Material for this exercise
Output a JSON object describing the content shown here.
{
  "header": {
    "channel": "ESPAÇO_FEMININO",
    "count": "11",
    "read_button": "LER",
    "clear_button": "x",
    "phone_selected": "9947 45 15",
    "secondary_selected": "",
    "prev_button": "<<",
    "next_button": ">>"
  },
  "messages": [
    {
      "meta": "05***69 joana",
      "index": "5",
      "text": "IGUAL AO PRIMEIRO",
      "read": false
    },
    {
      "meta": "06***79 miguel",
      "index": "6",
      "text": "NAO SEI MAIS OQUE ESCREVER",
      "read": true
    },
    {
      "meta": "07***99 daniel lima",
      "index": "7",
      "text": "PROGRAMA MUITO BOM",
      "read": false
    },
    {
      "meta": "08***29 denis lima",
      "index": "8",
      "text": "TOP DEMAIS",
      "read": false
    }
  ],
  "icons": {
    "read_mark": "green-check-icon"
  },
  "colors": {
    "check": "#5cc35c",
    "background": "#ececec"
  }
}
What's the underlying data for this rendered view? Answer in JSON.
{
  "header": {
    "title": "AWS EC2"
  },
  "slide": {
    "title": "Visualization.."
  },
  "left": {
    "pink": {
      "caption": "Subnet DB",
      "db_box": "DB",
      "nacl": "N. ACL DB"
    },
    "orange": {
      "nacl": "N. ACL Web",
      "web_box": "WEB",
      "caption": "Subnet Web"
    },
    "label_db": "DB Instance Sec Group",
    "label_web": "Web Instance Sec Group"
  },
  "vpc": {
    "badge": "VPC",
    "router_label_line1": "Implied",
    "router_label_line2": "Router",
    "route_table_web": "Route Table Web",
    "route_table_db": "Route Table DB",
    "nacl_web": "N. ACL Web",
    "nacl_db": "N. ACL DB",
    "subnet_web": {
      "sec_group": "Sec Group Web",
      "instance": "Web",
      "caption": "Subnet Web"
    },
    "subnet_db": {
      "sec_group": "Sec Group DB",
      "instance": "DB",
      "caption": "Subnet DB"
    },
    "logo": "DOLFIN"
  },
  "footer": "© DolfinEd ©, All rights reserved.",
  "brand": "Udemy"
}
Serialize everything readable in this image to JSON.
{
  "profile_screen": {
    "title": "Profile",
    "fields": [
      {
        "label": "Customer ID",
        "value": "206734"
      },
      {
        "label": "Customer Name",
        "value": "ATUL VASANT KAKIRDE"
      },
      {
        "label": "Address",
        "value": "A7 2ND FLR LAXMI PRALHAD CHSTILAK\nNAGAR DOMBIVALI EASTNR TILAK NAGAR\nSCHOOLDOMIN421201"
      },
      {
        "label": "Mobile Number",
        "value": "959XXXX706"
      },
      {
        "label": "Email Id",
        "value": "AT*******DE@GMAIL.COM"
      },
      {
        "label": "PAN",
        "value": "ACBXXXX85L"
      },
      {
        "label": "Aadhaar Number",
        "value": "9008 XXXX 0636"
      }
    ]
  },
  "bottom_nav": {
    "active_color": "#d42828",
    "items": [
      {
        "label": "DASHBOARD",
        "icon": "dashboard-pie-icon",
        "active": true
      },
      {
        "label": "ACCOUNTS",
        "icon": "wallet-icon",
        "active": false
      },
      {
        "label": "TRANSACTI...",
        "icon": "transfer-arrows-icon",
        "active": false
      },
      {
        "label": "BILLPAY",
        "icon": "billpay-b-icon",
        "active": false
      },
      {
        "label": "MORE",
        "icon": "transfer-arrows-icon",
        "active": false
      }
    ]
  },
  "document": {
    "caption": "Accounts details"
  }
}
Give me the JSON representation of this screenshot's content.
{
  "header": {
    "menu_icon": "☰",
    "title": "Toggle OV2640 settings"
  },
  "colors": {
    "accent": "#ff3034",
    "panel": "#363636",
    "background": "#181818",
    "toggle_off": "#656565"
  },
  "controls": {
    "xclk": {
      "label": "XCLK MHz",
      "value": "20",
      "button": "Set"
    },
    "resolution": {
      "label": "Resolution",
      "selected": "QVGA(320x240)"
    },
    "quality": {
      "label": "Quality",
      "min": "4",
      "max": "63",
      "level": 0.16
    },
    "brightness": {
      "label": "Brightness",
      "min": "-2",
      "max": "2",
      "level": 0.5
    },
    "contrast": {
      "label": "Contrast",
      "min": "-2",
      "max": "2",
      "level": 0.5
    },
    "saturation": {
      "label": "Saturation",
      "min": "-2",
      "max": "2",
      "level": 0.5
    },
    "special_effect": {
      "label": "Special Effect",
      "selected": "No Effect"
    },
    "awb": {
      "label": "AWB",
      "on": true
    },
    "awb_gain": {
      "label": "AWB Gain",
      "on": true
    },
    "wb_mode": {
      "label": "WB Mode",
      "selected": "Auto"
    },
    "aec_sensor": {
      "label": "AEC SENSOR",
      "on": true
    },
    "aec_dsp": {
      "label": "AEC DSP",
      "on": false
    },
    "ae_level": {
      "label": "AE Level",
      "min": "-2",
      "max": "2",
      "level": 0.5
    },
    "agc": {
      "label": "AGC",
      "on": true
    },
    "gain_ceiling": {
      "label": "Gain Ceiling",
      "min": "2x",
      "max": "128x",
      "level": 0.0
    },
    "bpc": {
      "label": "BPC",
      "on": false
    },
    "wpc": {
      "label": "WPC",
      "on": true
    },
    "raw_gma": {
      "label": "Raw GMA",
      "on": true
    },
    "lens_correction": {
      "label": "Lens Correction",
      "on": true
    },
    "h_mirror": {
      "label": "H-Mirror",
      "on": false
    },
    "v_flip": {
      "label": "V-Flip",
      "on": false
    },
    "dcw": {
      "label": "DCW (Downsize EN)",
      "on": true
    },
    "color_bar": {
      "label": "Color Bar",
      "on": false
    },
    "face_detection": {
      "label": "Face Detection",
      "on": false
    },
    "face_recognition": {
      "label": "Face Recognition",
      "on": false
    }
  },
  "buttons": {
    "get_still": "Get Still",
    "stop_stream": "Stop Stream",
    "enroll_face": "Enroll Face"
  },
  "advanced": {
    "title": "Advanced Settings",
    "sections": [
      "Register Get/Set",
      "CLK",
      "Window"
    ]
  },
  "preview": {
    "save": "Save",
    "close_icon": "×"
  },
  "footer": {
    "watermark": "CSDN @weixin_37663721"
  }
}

To do
Reproduce each line holding the word "Customer".

Task solution
        "label": "Customer ID",
        "label": "Customer Name",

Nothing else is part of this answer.